--- WHAT TO DO ---
For this exercise, copy out each line of the material below that includes "Increases".

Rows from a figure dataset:
<<<<
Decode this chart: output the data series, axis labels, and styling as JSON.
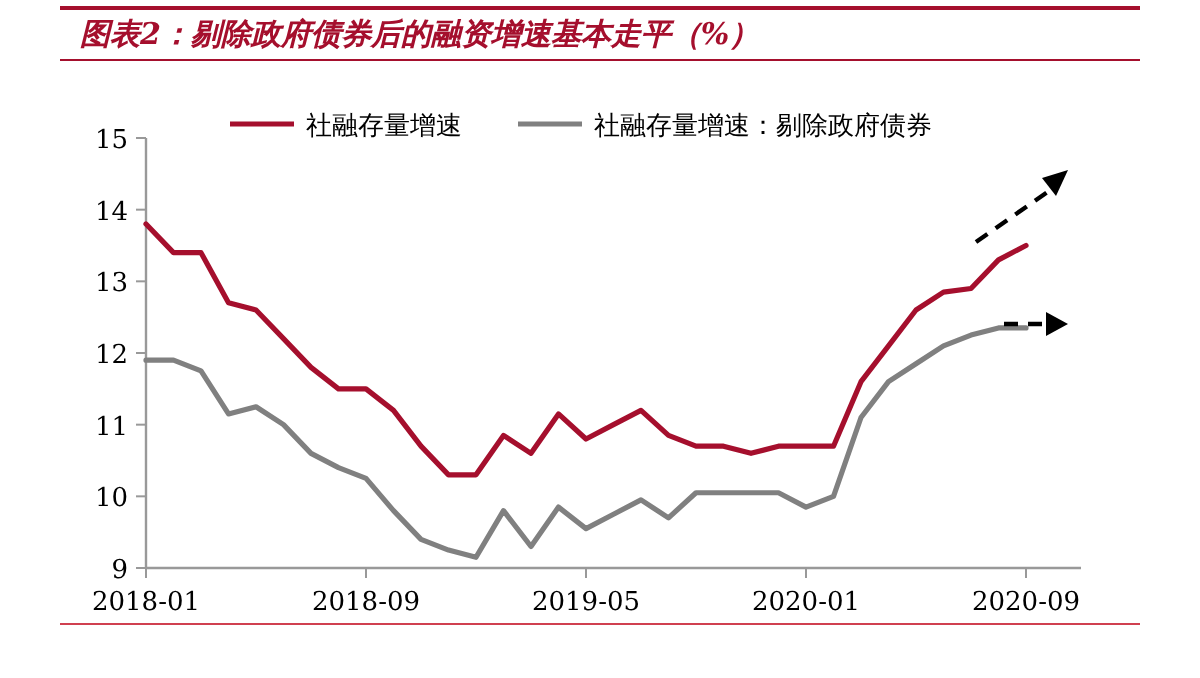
{
  "chart_data": {
    "type": "line",
    "title": "图表2：剔除政府债券后的融资增速基本走平（%）",
    "x": [
      "2018-01",
      "2018-02",
      "2018-03",
      "2018-04",
      "2018-05",
      "2018-06",
      "2018-07",
      "2018-08",
      "2018-09",
      "2018-10",
      "2018-11",
      "2018-12",
      "2019-01",
      "2019-02",
      "2019-03",
      "2019-04",
      "2019-05",
      "2019-06",
      "2019-07",
      "2019-08",
      "2019-09",
      "2019-10",
      "2019-11",
      "2019-12",
      "2020-01",
      "2020-02",
      "2020-03",
      "2020-04",
      "2020-05",
      "2020-06",
      "2020-07",
      "2020-08",
      "2020-09"
    ],
    "series": [
      {
        "name": "社融存量增速",
        "color": "#a50f2d",
        "values": [
          13.8,
          13.4,
          13.4,
          12.7,
          12.6,
          12.2,
          11.8,
          11.5,
          11.5,
          11.2,
          10.7,
          10.3,
          10.3,
          10.85,
          10.6,
          11.15,
          10.8,
          11.0,
          11.2,
          10.85,
          10.7,
          10.7,
          10.6,
          10.7,
          10.7,
          10.7,
          11.6,
          12.1,
          12.6,
          12.85,
          12.9,
          13.3,
          13.5
        ]
      },
      {
        "name": "社融存量增速：剔除政府债券",
        "color": "#808080",
        "values": [
          11.9,
          11.9,
          11.75,
          11.15,
          11.25,
          11.0,
          10.6,
          10.4,
          10.25,
          9.8,
          9.4,
          9.25,
          9.15,
          9.8,
          9.3,
          9.85,
          9.55,
          9.75,
          9.95,
          9.7,
          10.05,
          10.05,
          10.05,
          10.05,
          9.85,
          10.0,
          11.1,
          11.6,
          11.85,
          12.1,
          12.25,
          12.35,
          12.35
        ]
      }
    ],
    "xlim": [
      "2018-01",
      "2020-11"
    ],
    "xticks": [
      "2018-01",
      "2018-09",
      "2019-05",
      "2020-01",
      "2020-09"
    ],
    "ylim": [
      9,
      15
    ],
    "yticks": [
      9,
      10,
      11,
      12,
      13,
      14,
      15
    ],
    "grid": false,
    "legend": "top left",
    "marker": "none",
    "line_style": "solid"
  }
}
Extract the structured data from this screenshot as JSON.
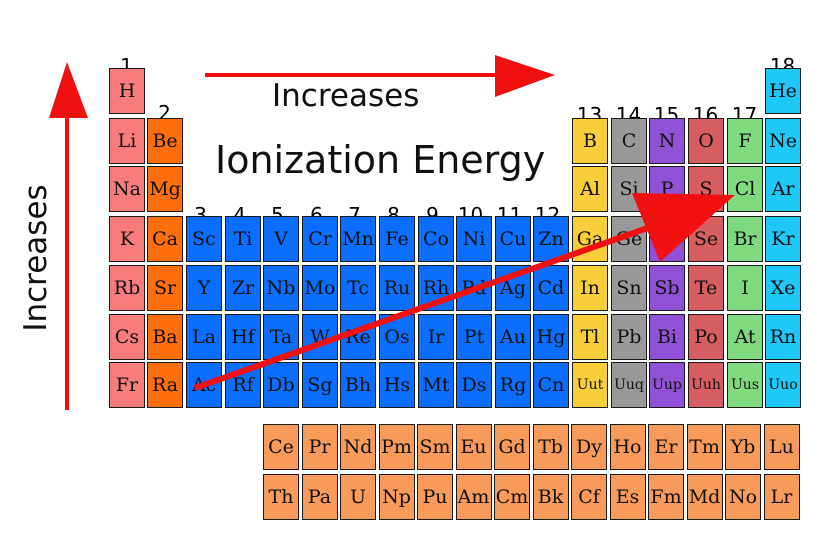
{
  "labels": {
    "increases_top": "Increases",
    "title": "Ionization Energy",
    "increases_left": "Increases"
  },
  "colors": {
    "alkali": "#f87c7c",
    "alkaline_earth": "#fe6e0a",
    "transition": "#0b6eff",
    "post_transition": "#f8ce3a",
    "metalloid": "#999999",
    "nonmetal": "#8f52d6",
    "chalcogen": "#d65e5e",
    "halogen": "#7fd97f",
    "noble_gas": "#1ec8f8",
    "f_block": "#f89a5a",
    "arrow": "#f01010"
  },
  "groups": [
    "1",
    "2",
    "3",
    "4",
    "5",
    "6",
    "7",
    "8",
    "9",
    "10",
    "11",
    "12",
    "13",
    "14",
    "15",
    "16",
    "17",
    "18"
  ],
  "main_table": [
    [
      "H",
      "",
      "",
      "",
      "",
      "",
      "",
      "",
      "",
      "",
      "",
      "",
      "",
      "",
      "",
      "",
      "",
      "He"
    ],
    [
      "Li",
      "Be",
      "",
      "",
      "",
      "",
      "",
      "",
      "",
      "",
      "",
      "",
      "B",
      "C",
      "N",
      "O",
      "F",
      "Ne"
    ],
    [
      "Na",
      "Mg",
      "",
      "",
      "",
      "",
      "",
      "",
      "",
      "",
      "",
      "",
      "Al",
      "Si",
      "P",
      "S",
      "Cl",
      "Ar"
    ],
    [
      "K",
      "Ca",
      "Sc",
      "Ti",
      "V",
      "Cr",
      "Mn",
      "Fe",
      "Co",
      "Ni",
      "Cu",
      "Zn",
      "Ga",
      "Ge",
      "As",
      "Se",
      "Br",
      "Kr"
    ],
    [
      "Rb",
      "Sr",
      "Y",
      "Zr",
      "Nb",
      "Mo",
      "Tc",
      "Ru",
      "Rh",
      "Pd",
      "Ag",
      "Cd",
      "In",
      "Sn",
      "Sb",
      "Te",
      "I",
      "Xe"
    ],
    [
      "Cs",
      "Ba",
      "La",
      "Hf",
      "Ta",
      "W",
      "Re",
      "Os",
      "Ir",
      "Pt",
      "Au",
      "Hg",
      "Tl",
      "Pb",
      "Bi",
      "Po",
      "At",
      "Rn"
    ],
    [
      "Fr",
      "Ra",
      "Ac",
      "Rf",
      "Db",
      "Sg",
      "Bh",
      "Hs",
      "Mt",
      "Ds",
      "Rg",
      "Cn",
      "Uut",
      "Uuq",
      "Uup",
      "Uuh",
      "Uus",
      "Uuo"
    ]
  ],
  "f_block": [
    [
      "Ce",
      "Pr",
      "Nd",
      "Pm",
      "Sm",
      "Eu",
      "Gd",
      "Tb",
      "Dy",
      "Ho",
      "Er",
      "Tm",
      "Yb",
      "Lu"
    ],
    [
      "Th",
      "Pa",
      "U",
      "Np",
      "Pu",
      "Am",
      "Cm",
      "Bk",
      "Cf",
      "Es",
      "Fm",
      "Md",
      "No",
      "Lr"
    ]
  ]
}
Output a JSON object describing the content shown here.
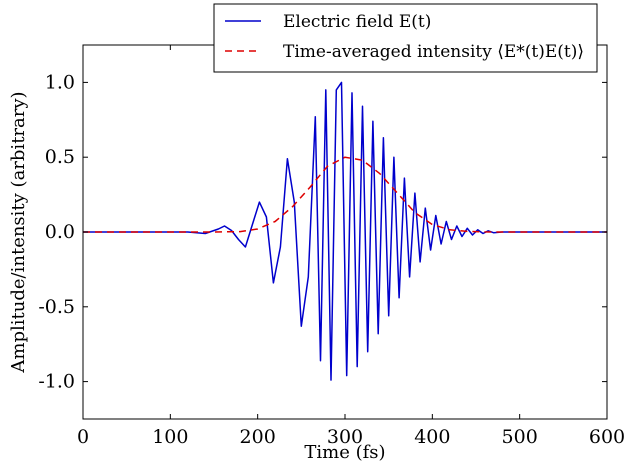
{
  "chart_data": {
    "type": "line",
    "xlabel": "Time (fs)",
    "ylabel": "Amplitude/intensity (arbitrary)",
    "xlim": [
      0,
      600
    ],
    "ylim": [
      -1.25,
      1.25
    ],
    "x_ticks": [
      "0",
      "100",
      "200",
      "300",
      "400",
      "500",
      "600"
    ],
    "y_ticks": [
      "1.0",
      "0.5",
      "0.0",
      "-0.5",
      "-1.0"
    ],
    "y_tick_values": [
      1.0,
      0.5,
      0.0,
      -0.5,
      -1.0
    ],
    "x_tick_values": [
      0,
      100,
      200,
      300,
      400,
      500,
      600
    ],
    "grid": false,
    "legend_position": "top-right",
    "series": [
      {
        "name": "Electric field E(t)",
        "color": "#0000cc",
        "style": "solid",
        "x": [
          0,
          120,
          140,
          155,
          162,
          170,
          178,
          186,
          194,
          202,
          210,
          218,
          226,
          234,
          242,
          250,
          258,
          266,
          272,
          278,
          284,
          290,
          296,
          302,
          308,
          314,
          320,
          326,
          332,
          338,
          344,
          350,
          356,
          362,
          368,
          374,
          380,
          386,
          392,
          398,
          404,
          410,
          416,
          422,
          428,
          434,
          440,
          446,
          452,
          458,
          464,
          470,
          480,
          600
        ],
        "y": [
          0.0,
          0.0,
          -0.01,
          0.02,
          0.04,
          0.01,
          -0.05,
          -0.1,
          0.05,
          0.2,
          0.1,
          -0.34,
          -0.1,
          0.49,
          0.2,
          -0.63,
          -0.3,
          0.77,
          -0.86,
          0.95,
          -0.99,
          0.95,
          1.0,
          -0.96,
          0.93,
          -0.9,
          0.84,
          -0.8,
          0.74,
          -0.68,
          0.63,
          -0.56,
          0.5,
          -0.44,
          0.36,
          -0.3,
          0.26,
          -0.2,
          0.16,
          -0.12,
          0.11,
          -0.08,
          0.07,
          -0.05,
          0.04,
          -0.03,
          0.025,
          -0.02,
          0.015,
          -0.01,
          0.008,
          -0.005,
          0.0,
          0.0
        ]
      },
      {
        "name": "Time-averaged intensity ⟨E*(t)E(t)⟩",
        "color": "#dd0000",
        "style": "dashed",
        "x": [
          0,
          150,
          180,
          200,
          220,
          240,
          260,
          280,
          300,
          320,
          340,
          360,
          380,
          400,
          420,
          440,
          460,
          480,
          600
        ],
        "y": [
          0.0,
          0.0,
          0.003,
          0.02,
          0.07,
          0.17,
          0.3,
          0.44,
          0.5,
          0.48,
          0.39,
          0.26,
          0.13,
          0.05,
          0.015,
          0.004,
          0.001,
          0.0,
          0.0
        ]
      }
    ]
  }
}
>>>>
--- RESULT FOR THIS EXERCISE ---
    "increases_top": "Increases",
    "increases_left": "Increases"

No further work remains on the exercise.